→ Goal
Write out the entire listing below exactly as it appears, minus any pictures.

→ Rows from a dataset
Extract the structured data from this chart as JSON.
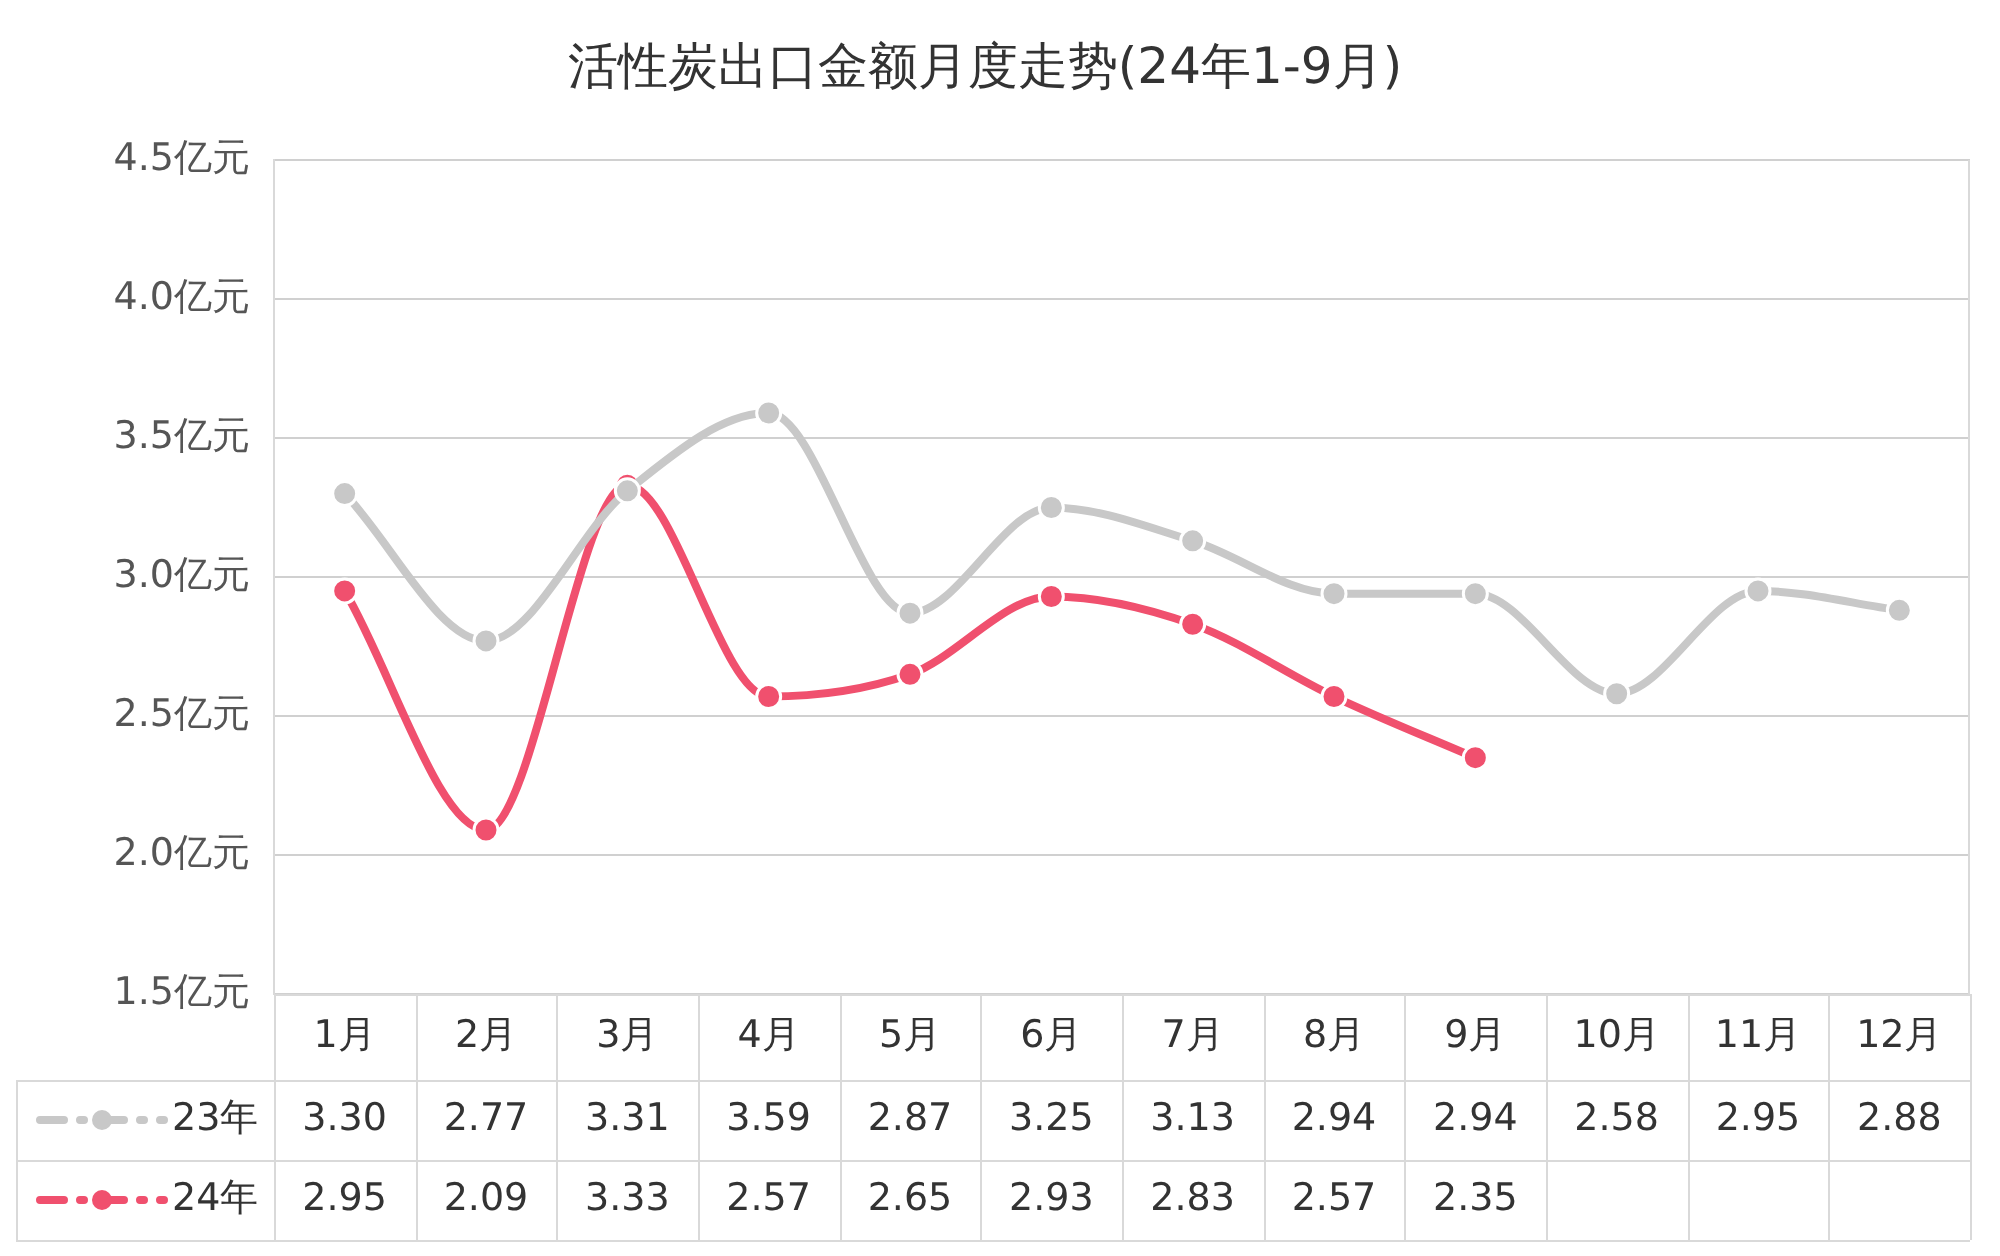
{
  "chart_data": {
    "type": "line",
    "title": "活性炭出口金额月度走势(24年1-9月)",
    "categories": [
      "1月",
      "2月",
      "3月",
      "4月",
      "5月",
      "6月",
      "7月",
      "8月",
      "9月",
      "10月",
      "11月",
      "12月"
    ],
    "series": [
      {
        "name": "23年",
        "color": "#c8c8c8",
        "values": [
          3.3,
          2.77,
          3.31,
          3.59,
          2.87,
          3.25,
          3.13,
          2.94,
          2.94,
          2.58,
          2.95,
          2.88
        ],
        "value_labels": [
          "3.30",
          "2.77",
          "3.31",
          "3.59",
          "2.87",
          "3.25",
          "3.13",
          "2.94",
          "2.94",
          "2.58",
          "2.95",
          "2.88"
        ]
      },
      {
        "name": "24年",
        "color": "#f0506e",
        "values": [
          2.95,
          2.09,
          3.33,
          2.57,
          2.65,
          2.93,
          2.83,
          2.57,
          2.35,
          null,
          null,
          null
        ],
        "value_labels": [
          "2.95",
          "2.09",
          "3.33",
          "2.57",
          "2.65",
          "2.93",
          "2.83",
          "2.57",
          "2.35",
          null,
          null,
          null
        ]
      }
    ],
    "ylim": [
      1.5,
      4.5
    ],
    "yticks": [
      {
        "value": 1.5,
        "label": "1.5亿元"
      },
      {
        "value": 2.0,
        "label": "2.0亿元"
      },
      {
        "value": 2.5,
        "label": "2.5亿元"
      },
      {
        "value": 3.0,
        "label": "3.0亿元"
      },
      {
        "value": 3.5,
        "label": "3.5亿元"
      },
      {
        "value": 4.0,
        "label": "4.0亿元"
      },
      {
        "value": 4.5,
        "label": "4.5亿元"
      }
    ],
    "grid": "y",
    "legend": "bottom",
    "marker": "circle",
    "line_style": "solid"
  }
}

→ Complete answer
Extract the structured data from this chart as JSON.
{
  "chart_data": {
    "type": "line",
    "title": "活性炭出口金额月度走势(24年1-9月)",
    "categories": [
      "1月",
      "2月",
      "3月",
      "4月",
      "5月",
      "6月",
      "7月",
      "8月",
      "9月",
      "10月",
      "11月",
      "12月"
    ],
    "series": [
      {
        "name": "23年",
        "color": "#c8c8c8",
        "values": [
          3.3,
          2.77,
          3.31,
          3.59,
          2.87,
          3.25,
          3.13,
          2.94,
          2.94,
          2.58,
          2.95,
          2.88
        ],
        "value_labels": [
          "3.30",
          "2.77",
          "3.31",
          "3.59",
          "2.87",
          "3.25",
          "3.13",
          "2.94",
          "2.94",
          "2.58",
          "2.95",
          "2.88"
        ]
      },
      {
        "name": "24年",
        "color": "#f0506e",
        "values": [
          2.95,
          2.09,
          3.33,
          2.57,
          2.65,
          2.93,
          2.83,
          2.57,
          2.35,
          null,
          null,
          null
        ],
        "value_labels": [
          "2.95",
          "2.09",
          "3.33",
          "2.57",
          "2.65",
          "2.93",
          "2.83",
          "2.57",
          "2.35",
          null,
          null,
          null
        ]
      }
    ],
    "ylim": [
      1.5,
      4.5
    ],
    "yticks": [
      {
        "value": 1.5,
        "label": "1.5亿元"
      },
      {
        "value": 2.0,
        "label": "2.0亿元"
      },
      {
        "value": 2.5,
        "label": "2.5亿元"
      },
      {
        "value": 3.0,
        "label": "3.0亿元"
      },
      {
        "value": 3.5,
        "label": "3.5亿元"
      },
      {
        "value": 4.0,
        "label": "4.0亿元"
      },
      {
        "value": 4.5,
        "label": "4.5亿元"
      }
    ],
    "grid": "y",
    "legend": "bottom",
    "marker": "circle",
    "line_style": "solid"
  }
}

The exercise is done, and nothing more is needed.